Data extracted from a collection

▼

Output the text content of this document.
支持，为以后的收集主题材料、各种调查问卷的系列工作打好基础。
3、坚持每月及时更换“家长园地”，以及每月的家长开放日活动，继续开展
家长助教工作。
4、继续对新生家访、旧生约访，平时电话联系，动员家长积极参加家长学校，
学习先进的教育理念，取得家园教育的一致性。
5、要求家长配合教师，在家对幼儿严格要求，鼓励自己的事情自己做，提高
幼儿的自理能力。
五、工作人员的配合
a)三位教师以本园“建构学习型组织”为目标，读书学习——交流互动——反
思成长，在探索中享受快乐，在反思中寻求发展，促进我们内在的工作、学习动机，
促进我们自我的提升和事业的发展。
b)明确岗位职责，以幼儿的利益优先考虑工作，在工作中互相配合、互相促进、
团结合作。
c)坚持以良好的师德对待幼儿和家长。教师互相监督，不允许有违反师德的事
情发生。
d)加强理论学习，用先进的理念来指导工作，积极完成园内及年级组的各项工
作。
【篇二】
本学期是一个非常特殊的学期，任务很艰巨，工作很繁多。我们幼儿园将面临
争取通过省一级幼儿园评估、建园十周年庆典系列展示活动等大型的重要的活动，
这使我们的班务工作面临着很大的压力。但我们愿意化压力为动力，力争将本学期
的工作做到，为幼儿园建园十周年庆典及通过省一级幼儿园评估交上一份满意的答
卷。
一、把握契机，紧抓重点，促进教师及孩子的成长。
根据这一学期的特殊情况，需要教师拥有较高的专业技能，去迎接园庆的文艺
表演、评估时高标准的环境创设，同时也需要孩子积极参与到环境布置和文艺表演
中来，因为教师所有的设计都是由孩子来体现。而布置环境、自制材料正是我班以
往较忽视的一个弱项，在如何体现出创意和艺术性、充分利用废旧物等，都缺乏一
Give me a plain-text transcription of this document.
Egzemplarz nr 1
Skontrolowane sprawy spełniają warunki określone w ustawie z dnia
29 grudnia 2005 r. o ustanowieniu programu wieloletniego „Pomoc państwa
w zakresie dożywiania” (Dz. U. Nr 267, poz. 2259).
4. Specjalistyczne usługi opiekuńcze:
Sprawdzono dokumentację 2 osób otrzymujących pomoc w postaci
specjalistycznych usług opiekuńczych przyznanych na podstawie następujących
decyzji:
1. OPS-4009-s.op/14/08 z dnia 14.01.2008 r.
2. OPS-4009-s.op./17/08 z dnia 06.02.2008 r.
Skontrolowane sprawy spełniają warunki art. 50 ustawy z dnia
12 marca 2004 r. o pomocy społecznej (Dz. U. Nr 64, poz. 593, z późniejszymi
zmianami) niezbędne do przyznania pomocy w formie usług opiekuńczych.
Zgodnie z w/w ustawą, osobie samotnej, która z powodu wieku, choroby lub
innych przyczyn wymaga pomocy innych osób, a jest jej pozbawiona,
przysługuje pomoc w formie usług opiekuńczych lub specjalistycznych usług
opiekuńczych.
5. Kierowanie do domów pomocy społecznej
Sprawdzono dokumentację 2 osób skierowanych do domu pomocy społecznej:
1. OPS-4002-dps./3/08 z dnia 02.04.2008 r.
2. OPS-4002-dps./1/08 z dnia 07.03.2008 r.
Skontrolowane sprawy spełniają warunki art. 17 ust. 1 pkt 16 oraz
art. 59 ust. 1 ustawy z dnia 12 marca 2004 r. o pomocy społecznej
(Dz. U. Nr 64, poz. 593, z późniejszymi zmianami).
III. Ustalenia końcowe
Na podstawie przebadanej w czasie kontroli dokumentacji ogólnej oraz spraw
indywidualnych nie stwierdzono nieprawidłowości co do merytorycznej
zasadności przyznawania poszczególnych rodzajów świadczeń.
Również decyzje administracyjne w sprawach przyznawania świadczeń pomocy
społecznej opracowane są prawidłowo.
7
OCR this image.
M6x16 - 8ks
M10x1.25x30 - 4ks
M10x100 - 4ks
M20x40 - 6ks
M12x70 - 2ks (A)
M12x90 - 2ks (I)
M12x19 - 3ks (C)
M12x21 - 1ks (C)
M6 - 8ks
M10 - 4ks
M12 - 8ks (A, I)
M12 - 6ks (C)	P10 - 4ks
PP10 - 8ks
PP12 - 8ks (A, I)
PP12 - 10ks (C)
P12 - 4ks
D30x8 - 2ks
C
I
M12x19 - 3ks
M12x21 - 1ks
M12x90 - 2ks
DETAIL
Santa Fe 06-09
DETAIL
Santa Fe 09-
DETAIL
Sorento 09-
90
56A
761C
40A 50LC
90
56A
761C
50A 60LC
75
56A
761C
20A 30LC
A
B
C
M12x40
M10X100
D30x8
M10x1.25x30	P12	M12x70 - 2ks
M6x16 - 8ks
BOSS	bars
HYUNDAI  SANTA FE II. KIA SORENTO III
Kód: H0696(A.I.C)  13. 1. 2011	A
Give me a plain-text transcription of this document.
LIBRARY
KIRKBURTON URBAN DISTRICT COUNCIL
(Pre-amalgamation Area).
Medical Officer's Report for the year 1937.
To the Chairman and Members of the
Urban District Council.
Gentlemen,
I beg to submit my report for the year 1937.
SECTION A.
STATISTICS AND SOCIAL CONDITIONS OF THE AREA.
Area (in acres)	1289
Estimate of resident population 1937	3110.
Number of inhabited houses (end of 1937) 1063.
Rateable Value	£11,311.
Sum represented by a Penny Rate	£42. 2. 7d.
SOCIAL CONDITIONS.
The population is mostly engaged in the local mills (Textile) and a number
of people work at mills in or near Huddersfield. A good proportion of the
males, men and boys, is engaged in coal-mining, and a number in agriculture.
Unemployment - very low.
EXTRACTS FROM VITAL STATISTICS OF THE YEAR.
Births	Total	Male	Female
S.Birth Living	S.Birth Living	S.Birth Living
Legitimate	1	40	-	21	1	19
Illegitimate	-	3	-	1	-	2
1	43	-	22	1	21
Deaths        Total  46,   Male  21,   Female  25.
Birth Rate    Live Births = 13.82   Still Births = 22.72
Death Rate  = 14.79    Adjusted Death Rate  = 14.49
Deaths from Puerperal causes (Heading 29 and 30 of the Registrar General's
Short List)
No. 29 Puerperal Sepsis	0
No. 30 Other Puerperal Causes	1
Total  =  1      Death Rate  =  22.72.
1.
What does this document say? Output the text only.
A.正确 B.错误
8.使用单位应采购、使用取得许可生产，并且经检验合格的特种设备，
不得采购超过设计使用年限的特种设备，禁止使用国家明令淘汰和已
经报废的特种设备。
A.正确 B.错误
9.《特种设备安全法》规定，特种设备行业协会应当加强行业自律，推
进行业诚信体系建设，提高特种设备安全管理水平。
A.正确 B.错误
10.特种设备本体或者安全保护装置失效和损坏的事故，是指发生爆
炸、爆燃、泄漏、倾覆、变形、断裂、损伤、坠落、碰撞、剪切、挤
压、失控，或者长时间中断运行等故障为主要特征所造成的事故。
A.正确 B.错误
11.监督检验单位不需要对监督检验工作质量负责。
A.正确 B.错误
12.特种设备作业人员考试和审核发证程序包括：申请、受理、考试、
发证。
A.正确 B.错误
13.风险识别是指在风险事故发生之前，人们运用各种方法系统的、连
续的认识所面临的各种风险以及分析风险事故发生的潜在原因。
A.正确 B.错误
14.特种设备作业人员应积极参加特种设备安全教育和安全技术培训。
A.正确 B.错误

▲

- DIRECTIVE
Select all lines with the word "ustawy" from the entries above.

- SOLUTION
Skontrolowane sprawy spełniają warunki art. 50 ustawy z dnia
art. 59 ust. 1 ustawy z dnia 12 marca 2004 r. o pomocy społecznej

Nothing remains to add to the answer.